-- Begin Records supplied --
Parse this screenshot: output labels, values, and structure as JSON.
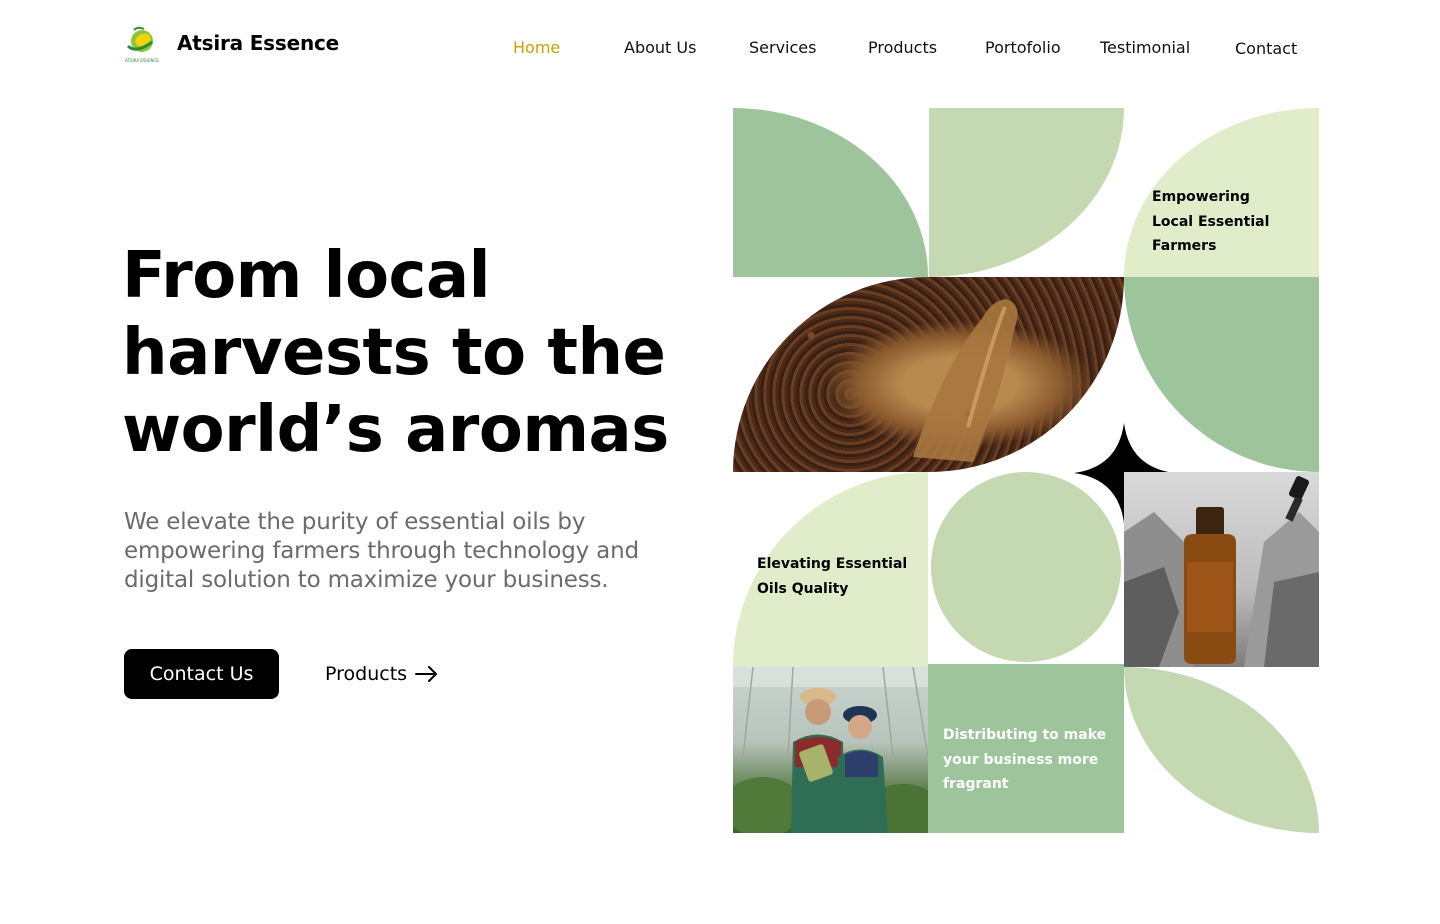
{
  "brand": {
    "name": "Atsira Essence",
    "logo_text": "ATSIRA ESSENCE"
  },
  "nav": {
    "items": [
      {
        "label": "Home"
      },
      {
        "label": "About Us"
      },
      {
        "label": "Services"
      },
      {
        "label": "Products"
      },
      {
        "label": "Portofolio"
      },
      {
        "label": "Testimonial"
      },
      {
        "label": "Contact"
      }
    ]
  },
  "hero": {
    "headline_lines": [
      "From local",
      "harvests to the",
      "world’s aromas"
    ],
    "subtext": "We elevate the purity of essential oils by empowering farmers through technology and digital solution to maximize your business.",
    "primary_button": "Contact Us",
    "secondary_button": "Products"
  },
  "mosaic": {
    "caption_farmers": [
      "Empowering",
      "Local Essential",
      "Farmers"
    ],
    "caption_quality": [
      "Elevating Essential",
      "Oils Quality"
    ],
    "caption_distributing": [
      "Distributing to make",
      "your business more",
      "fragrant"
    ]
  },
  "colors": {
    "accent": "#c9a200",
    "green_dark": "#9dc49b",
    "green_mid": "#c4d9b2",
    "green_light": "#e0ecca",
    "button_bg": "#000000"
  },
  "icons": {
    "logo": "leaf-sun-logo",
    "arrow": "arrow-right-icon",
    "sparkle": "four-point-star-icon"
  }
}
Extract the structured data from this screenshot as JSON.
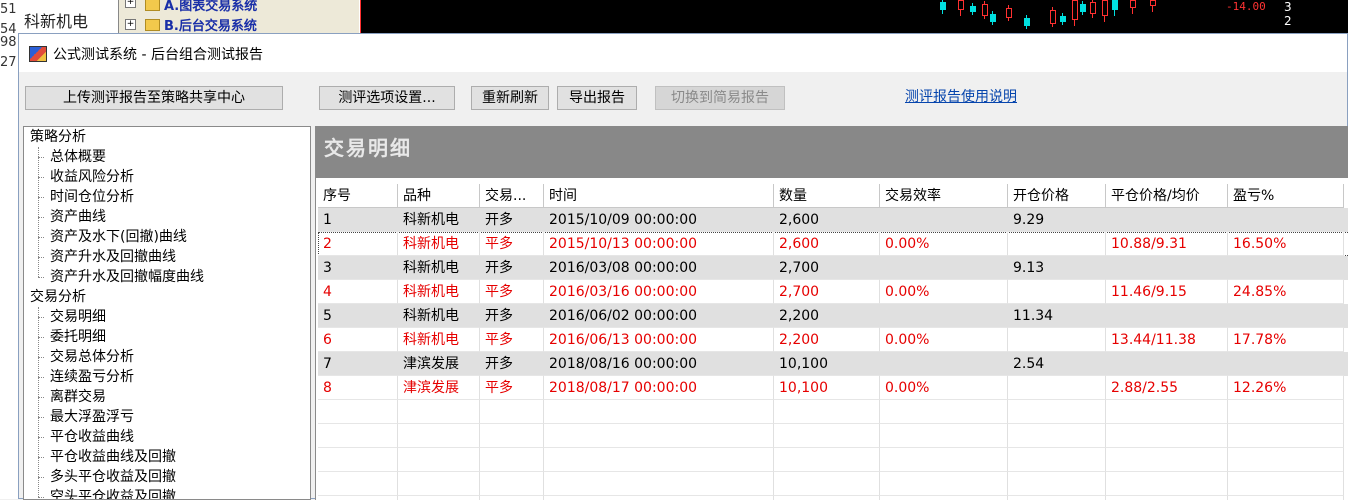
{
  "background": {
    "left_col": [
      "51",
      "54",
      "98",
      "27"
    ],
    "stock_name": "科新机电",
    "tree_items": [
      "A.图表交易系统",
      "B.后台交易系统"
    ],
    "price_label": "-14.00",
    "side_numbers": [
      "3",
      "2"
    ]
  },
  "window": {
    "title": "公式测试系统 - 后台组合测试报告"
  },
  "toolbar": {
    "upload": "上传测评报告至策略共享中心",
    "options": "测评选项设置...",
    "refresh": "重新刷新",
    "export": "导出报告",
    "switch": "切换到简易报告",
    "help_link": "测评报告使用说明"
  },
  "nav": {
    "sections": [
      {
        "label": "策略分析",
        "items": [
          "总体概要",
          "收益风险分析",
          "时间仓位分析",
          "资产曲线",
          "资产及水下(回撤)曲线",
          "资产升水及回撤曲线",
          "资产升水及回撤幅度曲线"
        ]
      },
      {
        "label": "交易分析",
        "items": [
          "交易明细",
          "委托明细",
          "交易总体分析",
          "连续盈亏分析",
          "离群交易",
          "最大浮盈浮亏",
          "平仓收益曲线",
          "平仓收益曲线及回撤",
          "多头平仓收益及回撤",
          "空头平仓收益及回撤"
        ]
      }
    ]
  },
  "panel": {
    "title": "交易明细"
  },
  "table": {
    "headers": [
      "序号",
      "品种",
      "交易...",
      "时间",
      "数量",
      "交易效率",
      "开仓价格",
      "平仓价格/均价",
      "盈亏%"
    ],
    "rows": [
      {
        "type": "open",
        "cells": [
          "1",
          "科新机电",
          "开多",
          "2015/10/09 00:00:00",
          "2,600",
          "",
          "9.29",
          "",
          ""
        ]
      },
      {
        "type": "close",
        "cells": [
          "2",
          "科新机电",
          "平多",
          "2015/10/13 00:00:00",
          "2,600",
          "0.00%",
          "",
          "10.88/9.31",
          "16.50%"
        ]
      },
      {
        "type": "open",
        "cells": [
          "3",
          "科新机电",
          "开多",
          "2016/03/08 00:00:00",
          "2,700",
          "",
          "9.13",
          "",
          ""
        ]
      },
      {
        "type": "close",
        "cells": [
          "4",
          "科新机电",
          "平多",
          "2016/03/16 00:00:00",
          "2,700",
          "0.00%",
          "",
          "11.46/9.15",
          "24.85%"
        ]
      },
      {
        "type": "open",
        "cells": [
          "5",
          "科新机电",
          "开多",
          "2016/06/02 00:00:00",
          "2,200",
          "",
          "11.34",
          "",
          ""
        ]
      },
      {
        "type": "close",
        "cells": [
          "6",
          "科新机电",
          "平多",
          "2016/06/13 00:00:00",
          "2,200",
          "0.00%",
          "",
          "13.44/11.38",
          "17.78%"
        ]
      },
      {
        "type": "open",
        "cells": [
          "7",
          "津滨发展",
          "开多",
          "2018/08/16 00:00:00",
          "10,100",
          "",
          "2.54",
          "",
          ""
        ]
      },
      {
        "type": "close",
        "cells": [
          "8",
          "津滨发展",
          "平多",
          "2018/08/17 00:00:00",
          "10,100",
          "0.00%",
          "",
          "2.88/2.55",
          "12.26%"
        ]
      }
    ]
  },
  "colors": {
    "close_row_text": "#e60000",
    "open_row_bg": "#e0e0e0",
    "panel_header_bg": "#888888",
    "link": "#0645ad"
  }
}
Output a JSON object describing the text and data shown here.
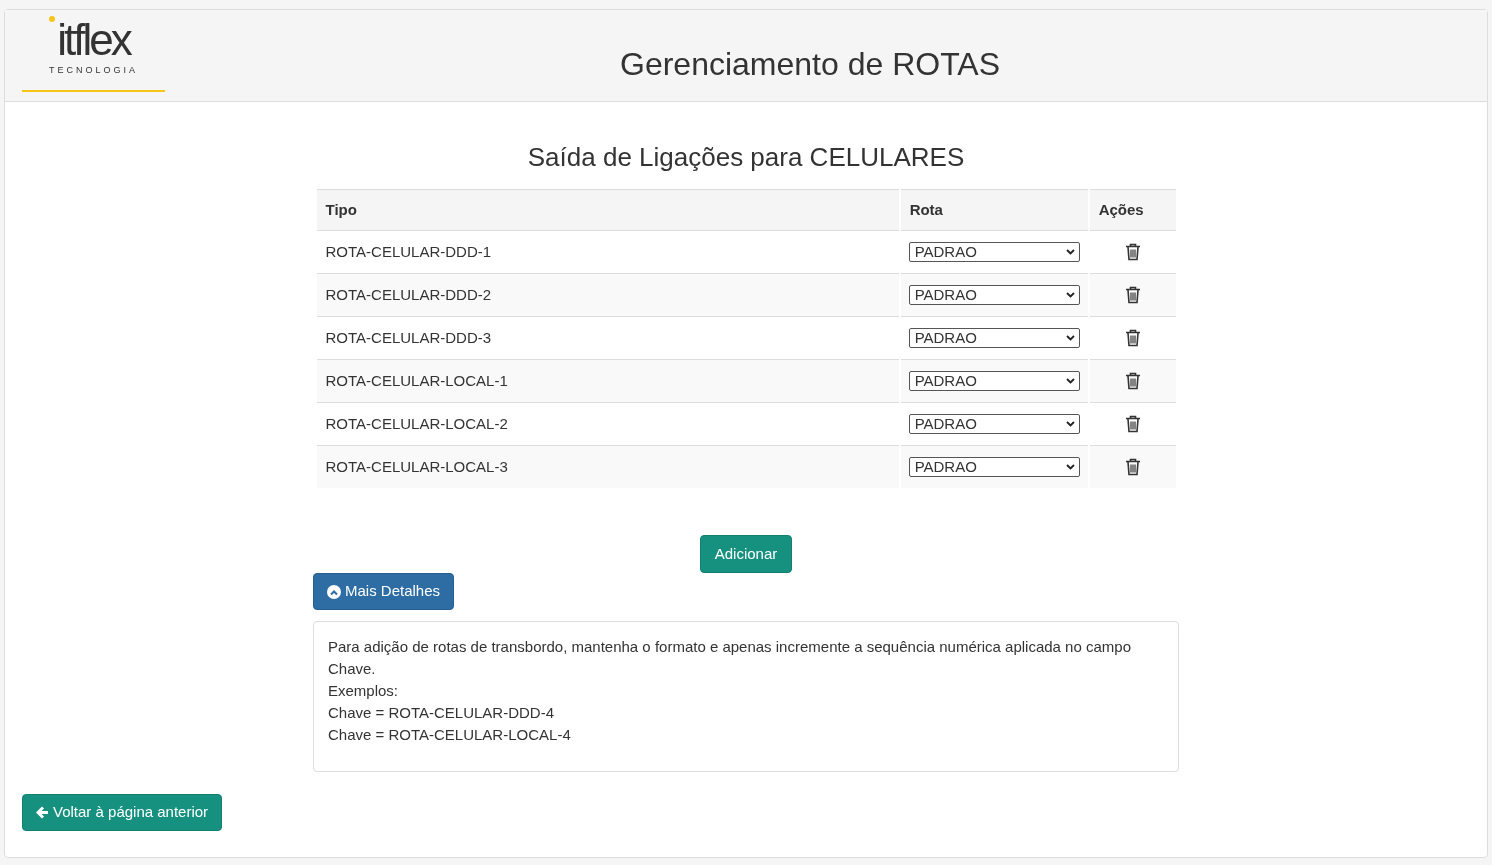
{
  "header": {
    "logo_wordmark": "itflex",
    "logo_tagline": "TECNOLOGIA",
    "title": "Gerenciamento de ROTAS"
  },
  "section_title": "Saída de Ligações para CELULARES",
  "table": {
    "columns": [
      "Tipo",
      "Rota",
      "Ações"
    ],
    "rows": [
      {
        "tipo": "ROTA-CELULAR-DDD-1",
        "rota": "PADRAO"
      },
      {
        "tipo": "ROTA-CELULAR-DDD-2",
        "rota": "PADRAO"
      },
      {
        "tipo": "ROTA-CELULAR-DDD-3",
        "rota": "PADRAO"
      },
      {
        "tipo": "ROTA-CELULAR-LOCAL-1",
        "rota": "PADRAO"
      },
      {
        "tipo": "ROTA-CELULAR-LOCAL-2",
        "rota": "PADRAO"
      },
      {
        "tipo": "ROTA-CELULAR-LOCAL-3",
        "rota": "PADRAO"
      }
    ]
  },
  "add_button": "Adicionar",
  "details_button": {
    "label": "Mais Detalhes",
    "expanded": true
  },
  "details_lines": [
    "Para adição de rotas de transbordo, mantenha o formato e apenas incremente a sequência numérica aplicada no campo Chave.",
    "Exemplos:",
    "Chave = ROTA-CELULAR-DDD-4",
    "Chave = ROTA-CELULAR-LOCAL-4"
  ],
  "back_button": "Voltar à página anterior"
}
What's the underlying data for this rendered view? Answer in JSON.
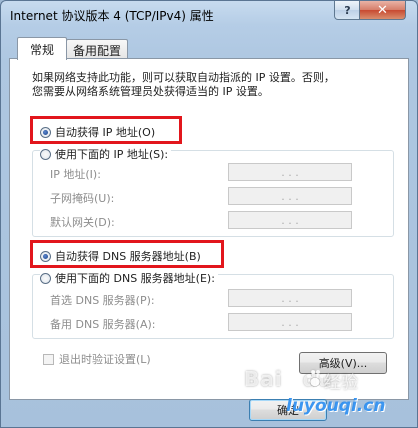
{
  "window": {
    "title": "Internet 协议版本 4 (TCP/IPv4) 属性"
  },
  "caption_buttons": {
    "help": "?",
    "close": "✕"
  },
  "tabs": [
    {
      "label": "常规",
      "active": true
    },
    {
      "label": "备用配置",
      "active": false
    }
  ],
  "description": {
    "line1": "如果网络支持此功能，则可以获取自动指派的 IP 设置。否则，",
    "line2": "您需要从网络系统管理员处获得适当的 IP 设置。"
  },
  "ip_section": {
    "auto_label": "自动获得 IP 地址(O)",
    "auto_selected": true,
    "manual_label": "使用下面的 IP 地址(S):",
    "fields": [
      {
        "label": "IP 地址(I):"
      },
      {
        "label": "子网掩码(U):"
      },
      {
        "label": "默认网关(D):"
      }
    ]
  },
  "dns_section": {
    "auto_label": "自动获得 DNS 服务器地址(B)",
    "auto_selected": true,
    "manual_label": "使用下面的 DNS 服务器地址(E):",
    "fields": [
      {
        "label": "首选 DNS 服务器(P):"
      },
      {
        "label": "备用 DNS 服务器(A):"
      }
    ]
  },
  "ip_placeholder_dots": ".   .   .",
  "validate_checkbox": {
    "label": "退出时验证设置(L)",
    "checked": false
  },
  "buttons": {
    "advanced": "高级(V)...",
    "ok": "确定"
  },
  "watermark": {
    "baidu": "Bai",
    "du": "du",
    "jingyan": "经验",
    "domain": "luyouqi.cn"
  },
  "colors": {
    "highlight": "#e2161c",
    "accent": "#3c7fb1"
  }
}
-- End Records supplied --
| Task requirements |
Pick out and copy the lines of the entries that hold the string "your".

| Response to this exercise |
    "subtext": "We elevate the purity of essential oils by empowering farmers through technology and digital solution to maximize your business.",
      "your business more",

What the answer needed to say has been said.